• _Supplied text_:
Tag: consumer surplus

Technology and the Internet have both good and bad sides, whether it’s for businesses or consumers. Many opportunities have been created, such as access to global markets, cheaper and easier transport and communication and better sources of supply. But with this opportunity comes threats, especially for businesses. We’ve seen the emergence of new online-based companies and in some cases these have contributed to the demise of other firms. In this News Item we look at the impact on the newspaper industry.

Media is one industry that has been significantly affected by technological developments. Newspaper readership has been in decline for many years and this is even the case for the most widely read UK paper – The Daily Telegraph. However, according to Seamus Dooley, Irish secretary of the National Union of Journalists, it’s not the end of the industry:

It is an industry in crisis, but I don’t accept it is an industry in terminal decline.

More and more information has become freely available online and just as we would expect in any other sector, the newspaper industry has had to respond. To keep their readers, newspapers across the world provide thousands of articles on all topics on their websites. But if news can be accessed freely, why bother purchasing a newspaper? This is the problem facing the Daily Telegraph, the Independent, the Daily Mail etc – the number of newspapers sold has declined and thus so have revenues and profits.

One option is to charge consumers for reading the news by introducing a subscription to the online articles. The Financial Times already charges a fee to view articles online beyond a certain number and The Telegraph is soon to follow suit. Back in 2010, The Times and Sunday Times launched their new websites, which charged readers for viewing articles. The model being adopted by The Telegraph is a little different, as a certain number of articles can be viewed for free before a price must be paid. International readers are already charged to view online material, but these new charges will apply to UK readers. With so much competition facing newspapers, the number of readers for The Telegraph will undoubtedly decline, but with newspaper readership falling, revenues must come from somewhere. Tony Gallagher has said:

We want to develop a closer rapport with our digital audience in the UK, and we intend to unveil a number of compelling digital products for our loyal subscribers in the months ahead.

Differentiating the product is going to be essential for any newspaper that begins charging, as with so much information available online for free, they have to ensure they keep their readers. Establishing loyalty will be crucial. The following articles consider this change.

Telegraph extends paywall to UK readers BBC News (26/3/13)
The Telegraph: subscribe to Britain’s finest journalism The Telegraph (26/3/13)
Telegraph to put up metered paywall Guardian, Roy Greenslade (26/3/13)
The sun joins Telegraph in charging website users The Guardian, Lisa O’Carroll and Roy Greenslade (26/3/13)
Oh how Times are charging Sloman News Site March 2010
Telegraph introduces UK paywall Marketing Week, Lara O’Reilly (26/3/13)
Washington Post announces porous paywall Journalism.co.uk, Sarah Marshall (19/3/13)
Washington Post latest newspaper to put faith in paywalls The Guardian, Dominic Rushe (19/3/13)
Ireland’s newspapers suffer hard times Financial Times, Jamie Smythe (24/3/13)
Washington Post to start charging for website Wall Street Journal, Keach Hagey (18/3/13)

• _Do this_: Return everything in the newspaper paywall piece above from "The sun joins" down to "Lara O’Reilly (26/3/13)", copied word for word.

• _Material provided_:
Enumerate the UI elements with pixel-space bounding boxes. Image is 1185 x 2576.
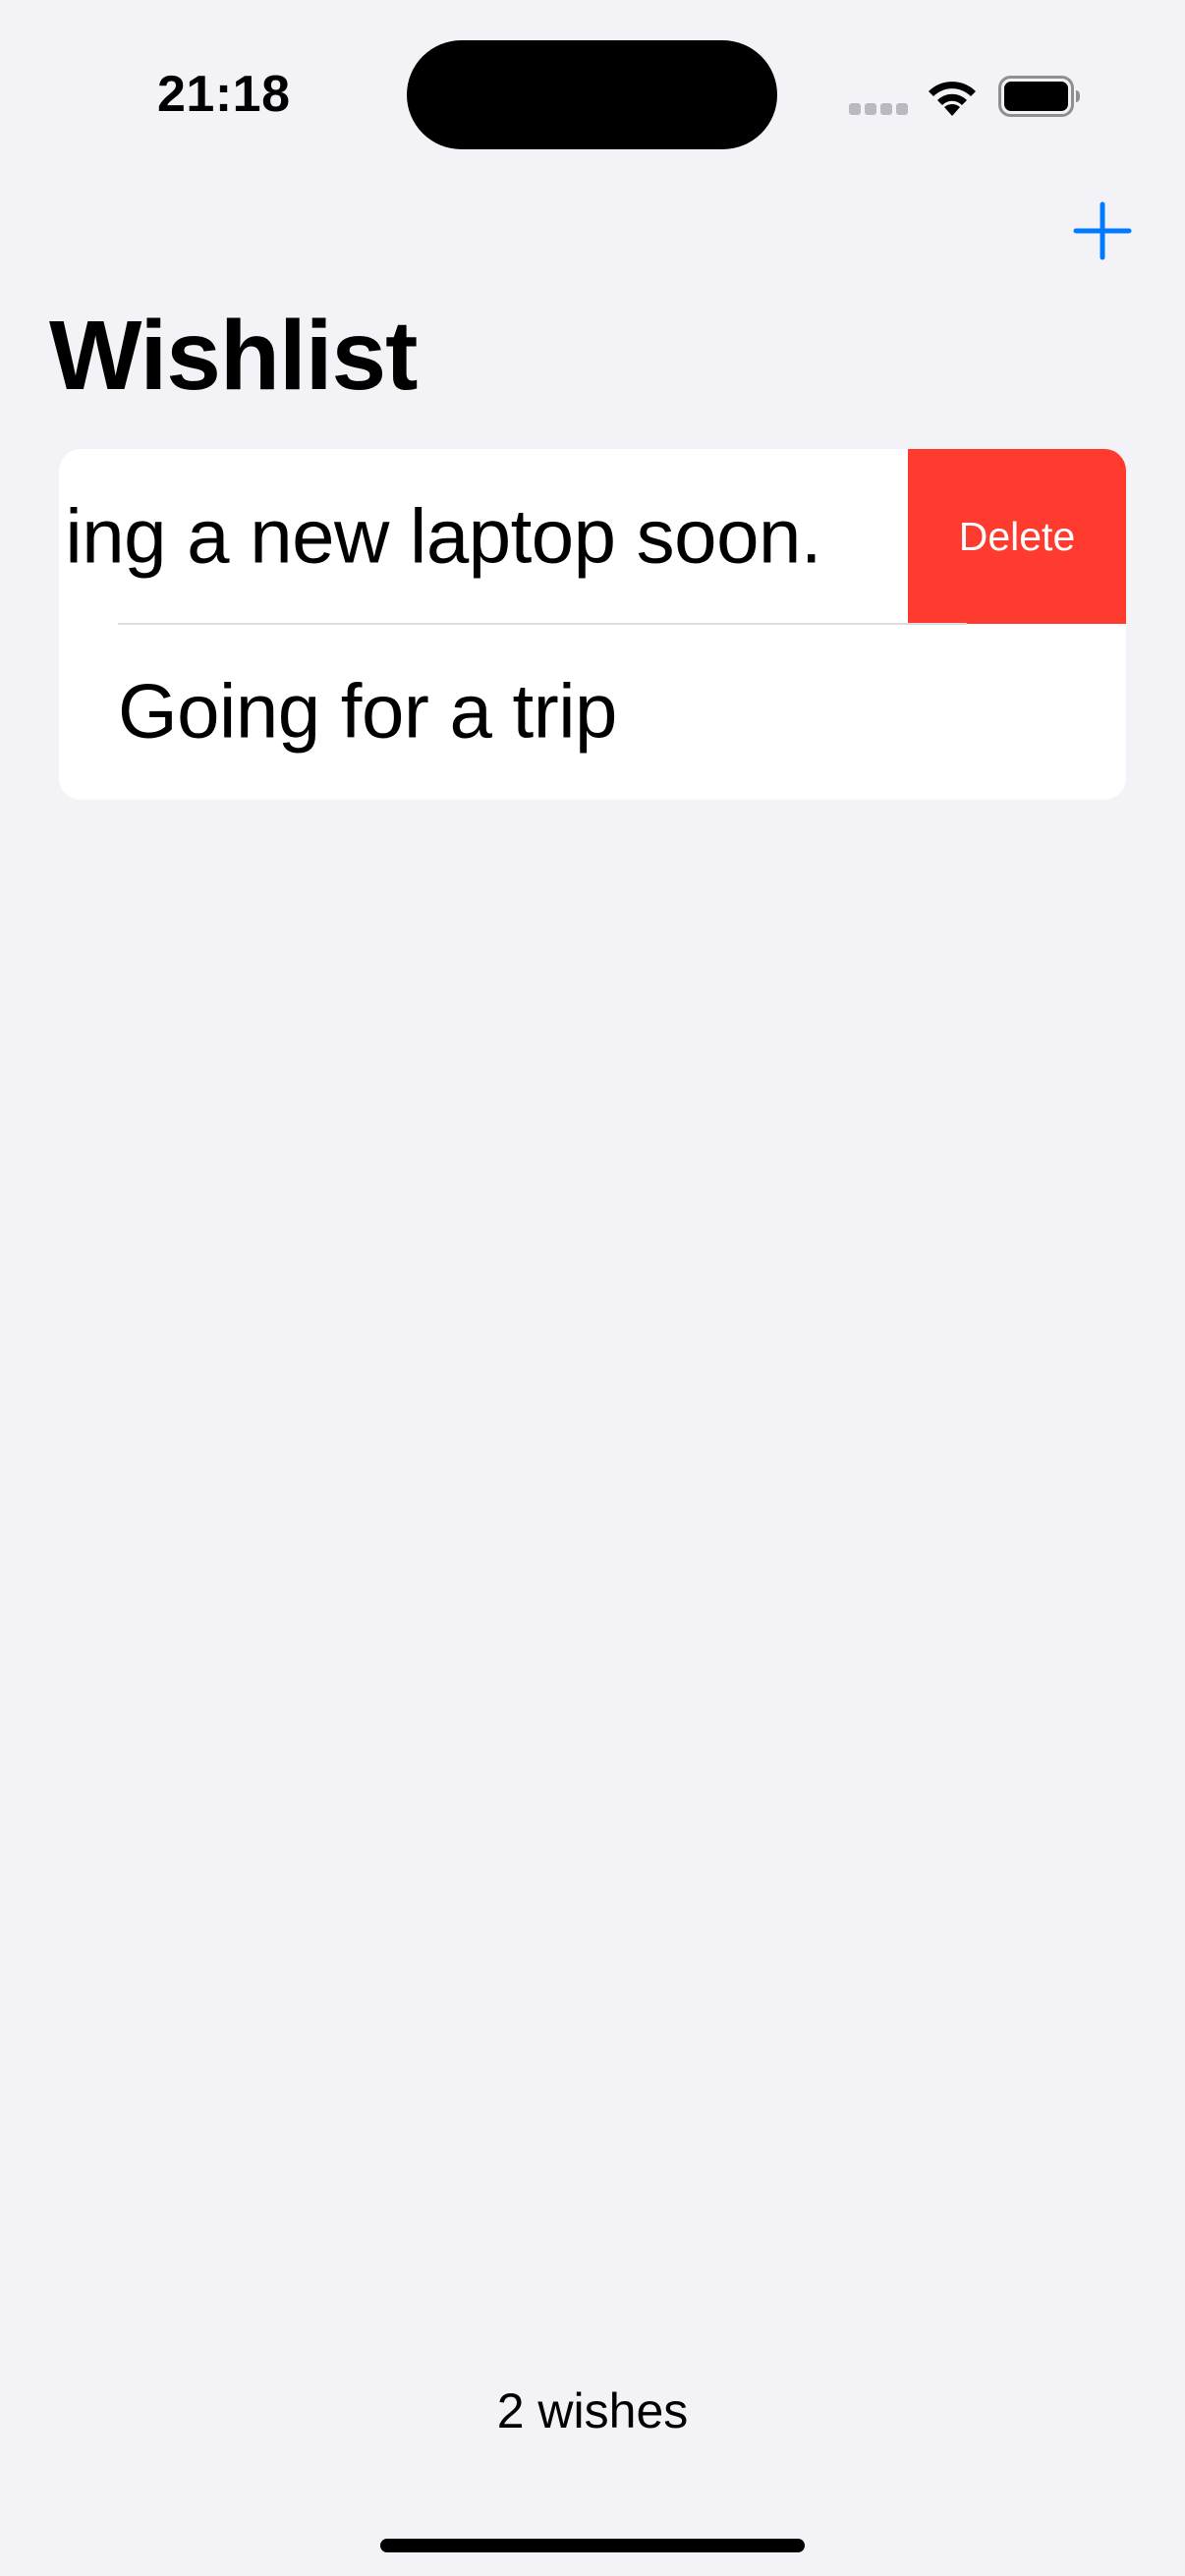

* * *

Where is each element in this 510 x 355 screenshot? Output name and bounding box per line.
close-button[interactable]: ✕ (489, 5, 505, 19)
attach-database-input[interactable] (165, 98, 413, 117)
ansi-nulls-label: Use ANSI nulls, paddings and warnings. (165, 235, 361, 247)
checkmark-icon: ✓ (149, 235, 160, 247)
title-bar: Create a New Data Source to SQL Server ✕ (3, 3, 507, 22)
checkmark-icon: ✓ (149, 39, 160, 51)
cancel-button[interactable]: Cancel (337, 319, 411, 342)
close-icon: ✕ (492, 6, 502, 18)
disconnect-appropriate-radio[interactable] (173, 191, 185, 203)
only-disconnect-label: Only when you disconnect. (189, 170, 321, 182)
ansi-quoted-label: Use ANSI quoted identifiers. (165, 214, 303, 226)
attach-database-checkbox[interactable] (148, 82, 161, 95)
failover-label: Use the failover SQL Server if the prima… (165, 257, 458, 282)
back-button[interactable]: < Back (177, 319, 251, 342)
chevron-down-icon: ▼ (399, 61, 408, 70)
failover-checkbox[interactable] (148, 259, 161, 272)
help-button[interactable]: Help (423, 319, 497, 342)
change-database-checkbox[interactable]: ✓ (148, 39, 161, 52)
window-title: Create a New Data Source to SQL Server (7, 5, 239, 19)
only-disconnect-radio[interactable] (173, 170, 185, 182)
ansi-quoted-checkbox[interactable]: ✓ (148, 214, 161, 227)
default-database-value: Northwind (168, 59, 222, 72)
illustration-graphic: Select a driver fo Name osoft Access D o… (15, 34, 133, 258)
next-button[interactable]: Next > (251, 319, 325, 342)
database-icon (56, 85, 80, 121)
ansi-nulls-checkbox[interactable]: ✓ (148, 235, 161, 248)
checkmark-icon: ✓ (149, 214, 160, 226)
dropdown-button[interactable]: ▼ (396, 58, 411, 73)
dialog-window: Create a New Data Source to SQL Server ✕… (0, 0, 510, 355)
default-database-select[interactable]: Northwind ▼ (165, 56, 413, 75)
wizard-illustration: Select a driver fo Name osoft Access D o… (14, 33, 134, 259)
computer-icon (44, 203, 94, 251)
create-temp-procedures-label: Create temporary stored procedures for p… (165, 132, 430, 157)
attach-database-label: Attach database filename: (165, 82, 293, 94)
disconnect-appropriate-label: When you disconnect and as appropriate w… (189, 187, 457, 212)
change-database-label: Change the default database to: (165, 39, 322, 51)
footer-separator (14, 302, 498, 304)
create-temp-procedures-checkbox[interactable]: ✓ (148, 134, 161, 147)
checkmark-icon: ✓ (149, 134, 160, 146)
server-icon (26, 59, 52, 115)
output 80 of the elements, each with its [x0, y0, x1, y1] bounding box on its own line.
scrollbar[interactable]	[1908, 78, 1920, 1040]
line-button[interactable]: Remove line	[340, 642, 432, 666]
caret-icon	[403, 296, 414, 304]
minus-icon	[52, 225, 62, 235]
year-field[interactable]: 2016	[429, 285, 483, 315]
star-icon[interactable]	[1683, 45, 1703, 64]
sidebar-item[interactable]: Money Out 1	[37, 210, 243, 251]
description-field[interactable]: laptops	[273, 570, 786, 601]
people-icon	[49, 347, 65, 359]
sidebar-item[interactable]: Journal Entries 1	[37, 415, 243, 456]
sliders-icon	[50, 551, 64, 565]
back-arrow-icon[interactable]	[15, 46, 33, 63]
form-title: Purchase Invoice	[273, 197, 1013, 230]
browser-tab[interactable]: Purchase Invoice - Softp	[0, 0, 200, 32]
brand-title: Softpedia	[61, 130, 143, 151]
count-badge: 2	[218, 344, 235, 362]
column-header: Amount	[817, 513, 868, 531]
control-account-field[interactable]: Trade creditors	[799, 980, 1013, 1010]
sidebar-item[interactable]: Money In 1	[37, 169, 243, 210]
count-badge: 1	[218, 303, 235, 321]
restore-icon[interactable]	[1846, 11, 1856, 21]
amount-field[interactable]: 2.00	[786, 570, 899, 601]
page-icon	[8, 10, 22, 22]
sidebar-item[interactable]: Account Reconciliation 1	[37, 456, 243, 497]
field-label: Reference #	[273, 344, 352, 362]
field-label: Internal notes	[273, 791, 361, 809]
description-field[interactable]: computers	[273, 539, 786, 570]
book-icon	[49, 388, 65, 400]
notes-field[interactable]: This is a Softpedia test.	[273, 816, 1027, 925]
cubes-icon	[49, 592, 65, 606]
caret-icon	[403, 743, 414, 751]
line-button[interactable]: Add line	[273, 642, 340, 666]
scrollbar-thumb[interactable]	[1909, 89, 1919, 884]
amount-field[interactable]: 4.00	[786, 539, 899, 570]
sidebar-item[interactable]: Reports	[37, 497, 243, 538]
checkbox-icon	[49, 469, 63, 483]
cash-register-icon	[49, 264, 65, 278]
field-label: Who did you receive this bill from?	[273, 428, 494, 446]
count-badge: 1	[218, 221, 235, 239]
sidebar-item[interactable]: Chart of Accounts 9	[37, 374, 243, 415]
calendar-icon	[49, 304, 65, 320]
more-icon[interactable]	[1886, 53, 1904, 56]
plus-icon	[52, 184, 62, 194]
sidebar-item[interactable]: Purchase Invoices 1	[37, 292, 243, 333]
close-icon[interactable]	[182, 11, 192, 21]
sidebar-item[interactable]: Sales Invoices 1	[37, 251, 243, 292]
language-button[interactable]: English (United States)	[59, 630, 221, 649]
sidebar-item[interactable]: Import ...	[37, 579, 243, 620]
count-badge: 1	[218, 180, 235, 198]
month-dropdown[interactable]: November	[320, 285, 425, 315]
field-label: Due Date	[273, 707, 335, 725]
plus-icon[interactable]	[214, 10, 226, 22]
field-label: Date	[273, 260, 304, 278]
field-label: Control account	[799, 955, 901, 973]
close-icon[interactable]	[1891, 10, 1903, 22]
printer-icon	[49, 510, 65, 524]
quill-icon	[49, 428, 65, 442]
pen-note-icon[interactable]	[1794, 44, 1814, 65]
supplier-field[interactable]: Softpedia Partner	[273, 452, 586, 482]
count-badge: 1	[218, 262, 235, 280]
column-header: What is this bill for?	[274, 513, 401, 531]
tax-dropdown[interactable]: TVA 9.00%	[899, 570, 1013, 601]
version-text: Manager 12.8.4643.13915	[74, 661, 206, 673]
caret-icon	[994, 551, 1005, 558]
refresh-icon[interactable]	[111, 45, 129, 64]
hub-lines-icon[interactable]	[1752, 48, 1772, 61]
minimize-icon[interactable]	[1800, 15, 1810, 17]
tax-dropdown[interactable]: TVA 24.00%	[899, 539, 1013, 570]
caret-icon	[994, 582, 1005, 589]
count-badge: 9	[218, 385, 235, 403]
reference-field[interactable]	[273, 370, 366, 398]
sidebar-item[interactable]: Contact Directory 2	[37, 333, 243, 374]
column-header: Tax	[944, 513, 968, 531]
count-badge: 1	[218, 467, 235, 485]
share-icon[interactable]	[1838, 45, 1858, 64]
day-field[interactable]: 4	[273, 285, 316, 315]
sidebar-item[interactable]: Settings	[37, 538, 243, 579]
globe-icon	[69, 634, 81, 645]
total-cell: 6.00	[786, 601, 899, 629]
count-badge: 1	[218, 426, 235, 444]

...

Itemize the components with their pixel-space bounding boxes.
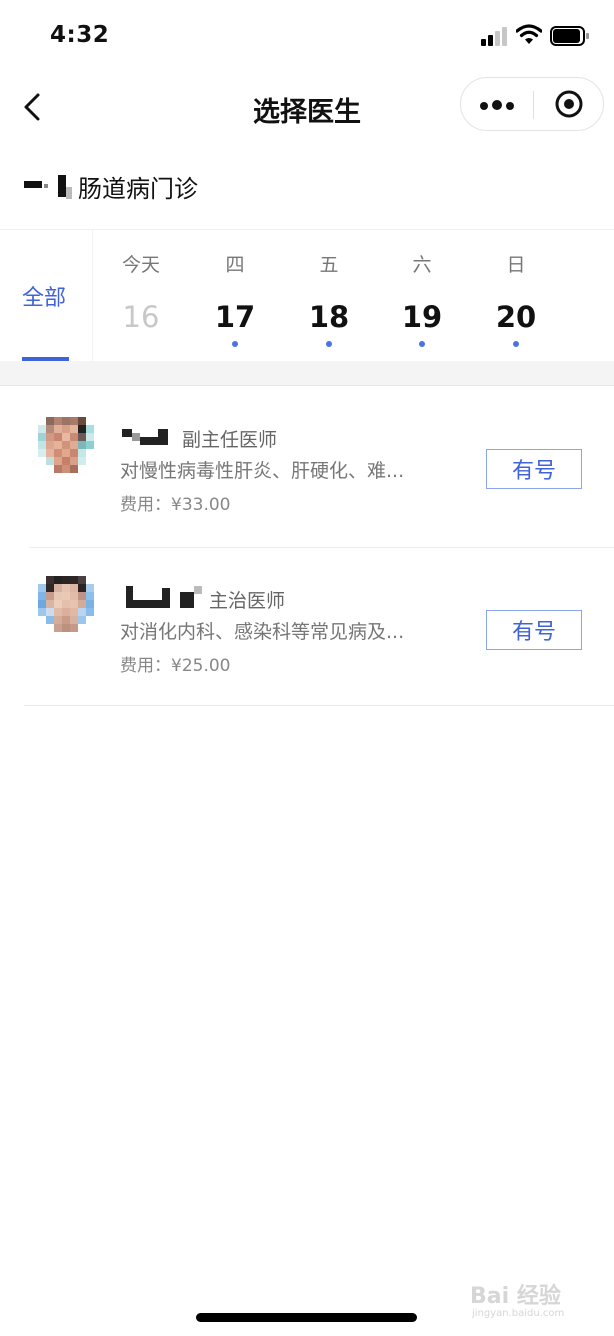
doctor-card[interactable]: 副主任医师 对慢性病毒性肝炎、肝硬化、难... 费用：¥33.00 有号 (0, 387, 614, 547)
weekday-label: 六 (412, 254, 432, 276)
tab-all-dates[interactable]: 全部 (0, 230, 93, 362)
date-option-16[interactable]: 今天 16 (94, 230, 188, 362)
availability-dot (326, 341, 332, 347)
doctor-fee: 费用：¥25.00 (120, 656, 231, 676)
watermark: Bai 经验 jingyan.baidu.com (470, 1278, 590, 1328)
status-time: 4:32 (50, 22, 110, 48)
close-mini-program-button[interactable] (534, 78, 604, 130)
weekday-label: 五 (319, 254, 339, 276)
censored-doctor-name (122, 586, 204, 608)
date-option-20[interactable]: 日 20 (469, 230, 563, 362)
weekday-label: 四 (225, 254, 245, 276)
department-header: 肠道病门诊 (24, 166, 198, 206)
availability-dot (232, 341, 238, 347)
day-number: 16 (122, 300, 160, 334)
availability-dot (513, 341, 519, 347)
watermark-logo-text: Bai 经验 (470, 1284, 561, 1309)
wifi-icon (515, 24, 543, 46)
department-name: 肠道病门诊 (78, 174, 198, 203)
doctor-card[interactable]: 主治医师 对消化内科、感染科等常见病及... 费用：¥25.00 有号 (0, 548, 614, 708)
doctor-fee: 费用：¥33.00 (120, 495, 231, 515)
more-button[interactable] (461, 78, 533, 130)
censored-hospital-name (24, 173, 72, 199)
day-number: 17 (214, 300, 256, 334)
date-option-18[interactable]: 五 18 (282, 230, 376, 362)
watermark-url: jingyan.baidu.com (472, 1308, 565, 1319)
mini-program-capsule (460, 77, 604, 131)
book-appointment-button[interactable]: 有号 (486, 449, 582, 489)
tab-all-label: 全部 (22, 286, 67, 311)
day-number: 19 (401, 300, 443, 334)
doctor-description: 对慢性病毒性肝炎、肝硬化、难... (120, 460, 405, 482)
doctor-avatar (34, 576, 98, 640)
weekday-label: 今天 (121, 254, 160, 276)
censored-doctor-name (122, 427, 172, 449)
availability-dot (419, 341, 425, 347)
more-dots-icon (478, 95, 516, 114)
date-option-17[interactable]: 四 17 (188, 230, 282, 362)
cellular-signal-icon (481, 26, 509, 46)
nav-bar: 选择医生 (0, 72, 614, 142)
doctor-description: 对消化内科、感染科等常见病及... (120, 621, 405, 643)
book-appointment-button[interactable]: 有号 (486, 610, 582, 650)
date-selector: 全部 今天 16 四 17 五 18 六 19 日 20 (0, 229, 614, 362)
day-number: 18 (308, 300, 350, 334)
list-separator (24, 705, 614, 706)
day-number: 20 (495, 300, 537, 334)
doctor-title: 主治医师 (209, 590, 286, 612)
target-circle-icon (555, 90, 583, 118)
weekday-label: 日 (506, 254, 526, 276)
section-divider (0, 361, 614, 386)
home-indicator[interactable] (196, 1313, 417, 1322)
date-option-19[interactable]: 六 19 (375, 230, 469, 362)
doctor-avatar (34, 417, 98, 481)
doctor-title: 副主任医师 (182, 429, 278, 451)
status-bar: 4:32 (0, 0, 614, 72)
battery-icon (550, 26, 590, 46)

• _Reply_:
The sun joins Telegraph in charging website users The Guardian, Lisa O’Carroll and Roy Greenslade (26/3/13)
Oh how Times are charging Sloman News Site March 2010
Telegraph introduces UK paywall Marketing Week, Lara O’Reilly (26/3/13)